■ **Data entries**
....

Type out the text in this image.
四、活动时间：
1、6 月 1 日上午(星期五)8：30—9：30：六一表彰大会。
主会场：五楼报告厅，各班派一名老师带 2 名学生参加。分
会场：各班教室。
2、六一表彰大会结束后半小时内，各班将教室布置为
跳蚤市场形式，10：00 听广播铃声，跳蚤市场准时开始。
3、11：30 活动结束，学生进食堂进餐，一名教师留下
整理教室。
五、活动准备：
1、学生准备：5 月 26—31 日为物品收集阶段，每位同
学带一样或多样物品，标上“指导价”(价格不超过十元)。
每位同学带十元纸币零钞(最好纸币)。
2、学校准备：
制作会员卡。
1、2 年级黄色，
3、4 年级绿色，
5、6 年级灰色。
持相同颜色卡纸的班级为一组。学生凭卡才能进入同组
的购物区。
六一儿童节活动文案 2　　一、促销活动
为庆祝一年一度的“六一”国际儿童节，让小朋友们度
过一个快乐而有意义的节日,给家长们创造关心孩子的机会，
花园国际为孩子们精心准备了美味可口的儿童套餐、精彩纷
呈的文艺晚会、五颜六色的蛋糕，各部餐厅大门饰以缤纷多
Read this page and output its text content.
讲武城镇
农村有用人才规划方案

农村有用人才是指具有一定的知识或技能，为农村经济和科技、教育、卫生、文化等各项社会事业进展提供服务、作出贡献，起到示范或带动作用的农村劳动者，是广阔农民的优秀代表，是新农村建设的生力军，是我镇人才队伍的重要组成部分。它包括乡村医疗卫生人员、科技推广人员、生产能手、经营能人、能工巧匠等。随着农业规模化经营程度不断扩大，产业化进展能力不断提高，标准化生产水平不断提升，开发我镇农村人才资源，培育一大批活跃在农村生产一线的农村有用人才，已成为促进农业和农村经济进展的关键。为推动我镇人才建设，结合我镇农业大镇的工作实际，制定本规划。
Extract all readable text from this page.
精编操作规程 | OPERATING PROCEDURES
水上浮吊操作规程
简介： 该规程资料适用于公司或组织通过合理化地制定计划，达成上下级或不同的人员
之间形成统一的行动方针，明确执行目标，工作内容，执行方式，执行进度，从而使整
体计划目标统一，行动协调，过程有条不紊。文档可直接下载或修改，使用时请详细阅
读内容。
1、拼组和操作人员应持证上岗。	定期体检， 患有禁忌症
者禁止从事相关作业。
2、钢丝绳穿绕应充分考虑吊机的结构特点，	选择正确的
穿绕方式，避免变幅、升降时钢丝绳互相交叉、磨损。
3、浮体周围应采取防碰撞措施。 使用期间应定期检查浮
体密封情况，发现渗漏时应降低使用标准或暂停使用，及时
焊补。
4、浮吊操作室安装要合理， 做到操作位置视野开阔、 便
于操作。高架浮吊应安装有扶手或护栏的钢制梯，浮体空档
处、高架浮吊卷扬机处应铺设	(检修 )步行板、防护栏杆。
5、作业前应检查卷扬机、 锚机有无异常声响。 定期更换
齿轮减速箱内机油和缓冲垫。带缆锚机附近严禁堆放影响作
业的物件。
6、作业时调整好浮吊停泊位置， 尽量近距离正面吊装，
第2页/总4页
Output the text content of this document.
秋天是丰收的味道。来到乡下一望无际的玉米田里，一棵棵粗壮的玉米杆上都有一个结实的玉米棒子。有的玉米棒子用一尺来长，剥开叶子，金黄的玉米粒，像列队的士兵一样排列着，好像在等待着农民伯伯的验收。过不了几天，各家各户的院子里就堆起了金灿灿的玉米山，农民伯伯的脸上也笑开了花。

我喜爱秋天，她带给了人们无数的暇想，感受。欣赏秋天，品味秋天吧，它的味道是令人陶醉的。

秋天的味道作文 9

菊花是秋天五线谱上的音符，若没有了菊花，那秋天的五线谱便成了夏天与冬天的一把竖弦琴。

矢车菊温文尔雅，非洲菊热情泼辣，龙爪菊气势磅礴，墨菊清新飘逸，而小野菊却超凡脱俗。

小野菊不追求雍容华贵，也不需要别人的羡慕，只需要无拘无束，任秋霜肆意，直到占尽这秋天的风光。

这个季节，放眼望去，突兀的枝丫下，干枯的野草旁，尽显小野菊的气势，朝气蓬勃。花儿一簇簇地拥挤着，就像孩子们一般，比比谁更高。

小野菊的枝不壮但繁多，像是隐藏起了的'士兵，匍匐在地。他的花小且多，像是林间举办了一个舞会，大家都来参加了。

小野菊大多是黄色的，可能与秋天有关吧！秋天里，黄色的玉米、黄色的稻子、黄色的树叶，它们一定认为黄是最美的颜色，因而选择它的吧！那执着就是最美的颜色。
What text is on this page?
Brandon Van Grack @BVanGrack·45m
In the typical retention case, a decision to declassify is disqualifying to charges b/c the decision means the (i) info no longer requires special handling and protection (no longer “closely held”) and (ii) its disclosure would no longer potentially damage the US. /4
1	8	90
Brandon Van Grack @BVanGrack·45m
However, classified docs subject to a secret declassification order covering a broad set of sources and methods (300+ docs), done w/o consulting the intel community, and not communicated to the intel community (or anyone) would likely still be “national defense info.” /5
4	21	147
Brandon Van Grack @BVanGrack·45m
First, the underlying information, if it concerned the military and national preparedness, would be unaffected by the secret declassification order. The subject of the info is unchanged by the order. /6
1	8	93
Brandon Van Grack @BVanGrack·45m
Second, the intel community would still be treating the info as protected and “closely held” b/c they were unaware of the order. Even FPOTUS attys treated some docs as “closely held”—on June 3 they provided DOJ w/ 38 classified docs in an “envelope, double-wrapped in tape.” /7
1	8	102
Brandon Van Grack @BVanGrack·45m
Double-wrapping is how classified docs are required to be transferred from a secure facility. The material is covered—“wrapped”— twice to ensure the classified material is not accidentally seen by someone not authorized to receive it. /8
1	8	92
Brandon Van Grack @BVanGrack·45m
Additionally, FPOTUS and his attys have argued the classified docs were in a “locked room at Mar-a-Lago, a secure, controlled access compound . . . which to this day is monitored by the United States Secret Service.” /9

....

■ **Instructions for the task**
Print the whole listing again, exactly.

■ **Task answer**
Type out the text in this image.
四、活动时间：
1、6 月 1 日上午(星期五)8：30—9：30：六一表彰大会。
主会场：五楼报告厅，各班派一名老师带 2 名学生参加。分
会场：各班教室。
2、六一表彰大会结束后半小时内，各班将教室布置为
跳蚤市场形式，10：00 听广播铃声，跳蚤市场准时开始。
3、11：30 活动结束，学生进食堂进餐，一名教师留下
整理教室。
五、活动准备：
1、学生准备：5 月 26—31 日为物品收集阶段，每位同
学带一样或多样物品，标上“指导价”(价格不超过十元)。
每位同学带十元纸币零钞(最好纸币)。
2、学校准备：
制作会员卡。
1、2 年级黄色，
3、4 年级绿色，
5、6 年级灰色。
持相同颜色卡纸的班级为一组。学生凭卡才能进入同组
的购物区。
六一儿童节活动文案 2　　一、促销活动
为庆祝一年一度的“六一”国际儿童节，让小朋友们度
过一个快乐而有意义的节日,给家长们创造关心孩子的机会，
花园国际为孩子们精心准备了美味可口的儿童套餐、精彩纷
呈的文艺晚会、五颜六色的蛋糕，各部餐厅大门饰以缤纷多
Read this page and output its text content.
讲武城镇
农村有用人才规划方案

农村有用人才是指具有一定的知识或技能，为农村经济和科技、教育、卫生、文化等各项社会事业进展提供服务、作出贡献，起到示范或带动作用的农村劳动者，是广阔农民的优秀代表，是新农村建设的生力军，是我镇人才队伍的重要组成部分。它包括乡村医疗卫生人员、科技推广人员、生产能手、经营能人、能工巧匠等。随着农业规模化经营程度不断扩大，产业化进展能力不断提高，标准化生产水平不断提升，开发我镇农村人才资源，培育一大批活跃在农村生产一线的农村有用人才，已成为促进农业和农村经济进展的关键。为推动我镇人才建设，结合我镇农业大镇的工作实际，制定本规划。
Extract all readable text from this page.
精编操作规程 | OPERATING PROCEDURES
水上浮吊操作规程
简介： 该规程资料适用于公司或组织通过合理化地制定计划，达成上下级或不同的人员
之间形成统一的行动方针，明确执行目标，工作内容，执行方式，执行进度，从而使整
体计划目标统一，行动协调，过程有条不紊。文档可直接下载或修改，使用时请详细阅
读内容。
1、拼组和操作人员应持证上岗。	定期体检， 患有禁忌症
者禁止从事相关作业。
2、钢丝绳穿绕应充分考虑吊机的结构特点，	选择正确的
穿绕方式，避免变幅、升降时钢丝绳互相交叉、磨损。
3、浮体周围应采取防碰撞措施。 使用期间应定期检查浮
体密封情况，发现渗漏时应降低使用标准或暂停使用，及时
焊补。
4、浮吊操作室安装要合理， 做到操作位置视野开阔、 便
于操作。高架浮吊应安装有扶手或护栏的钢制梯，浮体空档
处、高架浮吊卷扬机处应铺设	(检修 )步行板、防护栏杆。
5、作业前应检查卷扬机、 锚机有无异常声响。 定期更换
齿轮减速箱内机油和缓冲垫。带缆锚机附近严禁堆放影响作
业的物件。
6、作业时调整好浮吊停泊位置， 尽量近距离正面吊装，
第2页/总4页
Output the text content of this document.
秋天是丰收的味道。来到乡下一望无际的玉米田里，一棵棵粗壮的玉米杆上都有一个结实的玉米棒子。有的玉米棒子用一尺来长，剥开叶子，金黄的玉米粒，像列队的士兵一样排列着，好像在等待着农民伯伯的验收。过不了几天，各家各户的院子里就堆起了金灿灿的玉米山，农民伯伯的脸上也笑开了花。

我喜爱秋天，她带给了人们无数的暇想，感受。欣赏秋天，品味秋天吧，它的味道是令人陶醉的。

秋天的味道作文 9

菊花是秋天五线谱上的音符，若没有了菊花，那秋天的五线谱便成了夏天与冬天的一把竖弦琴。

矢车菊温文尔雅，非洲菊热情泼辣，龙爪菊气势磅礴，墨菊清新飘逸，而小野菊却超凡脱俗。

小野菊不追求雍容华贵，也不需要别人的羡慕，只需要无拘无束，任秋霜肆意，直到占尽这秋天的风光。

这个季节，放眼望去，突兀的枝丫下，干枯的野草旁，尽显小野菊的气势，朝气蓬勃。花儿一簇簇地拥挤着，就像孩子们一般，比比谁更高。

小野菊的枝不壮但繁多，像是隐藏起了的'士兵，匍匐在地。他的花小且多，像是林间举办了一个舞会，大家都来参加了。

小野菊大多是黄色的，可能与秋天有关吧！秋天里，黄色的玉米、黄色的稻子、黄色的树叶，它们一定认为黄是最美的颜色，因而选择它的吧！那执着就是最美的颜色。
What text is on this page?
Brandon Van Grack @BVanGrack·45m
In the typical retention case, a decision to declassify is disqualifying to charges b/c the decision means the (i) info no longer requires special handling and protection (no longer “closely held”) and (ii) its disclosure would no longer potentially damage the US. /4
1	8	90
Brandon Van Grack @BVanGrack·45m
However, classified docs subject to a secret declassification order covering a broad set of sources and methods (300+ docs), done w/o consulting the intel community, and not communicated to the intel community (or anyone) would likely still be “national defense info.” /5
4	21	147
Brandon Van Grack @BVanGrack·45m
First, the underlying information, if it concerned the military and national preparedness, would be unaffected by the secret declassification order. The subject of the info is unchanged by the order. /6
1	8	93
Brandon Van Grack @BVanGrack·45m
Second, the intel community would still be treating the info as protected and “closely held” b/c they were unaware of the order. Even FPOTUS attys treated some docs as “closely held”—on June 3 they provided DOJ w/ 38 classified docs in an “envelope, double-wrapped in tape.” /7
1	8	102
Brandon Van Grack @BVanGrack·45m
Double-wrapping is how classified docs are required to be transferred from a secure facility. The material is covered—“wrapped”— twice to ensure the classified material is not accidentally seen by someone not authorized to receive it. /8
1	8	92
Brandon Van Grack @BVanGrack·45m
Additionally, FPOTUS and his attys have argued the classified docs were in a “locked room at Mar-a-Lago, a secure, controlled access compound . . . which to this day is monitored by the United States Secret Service.” /9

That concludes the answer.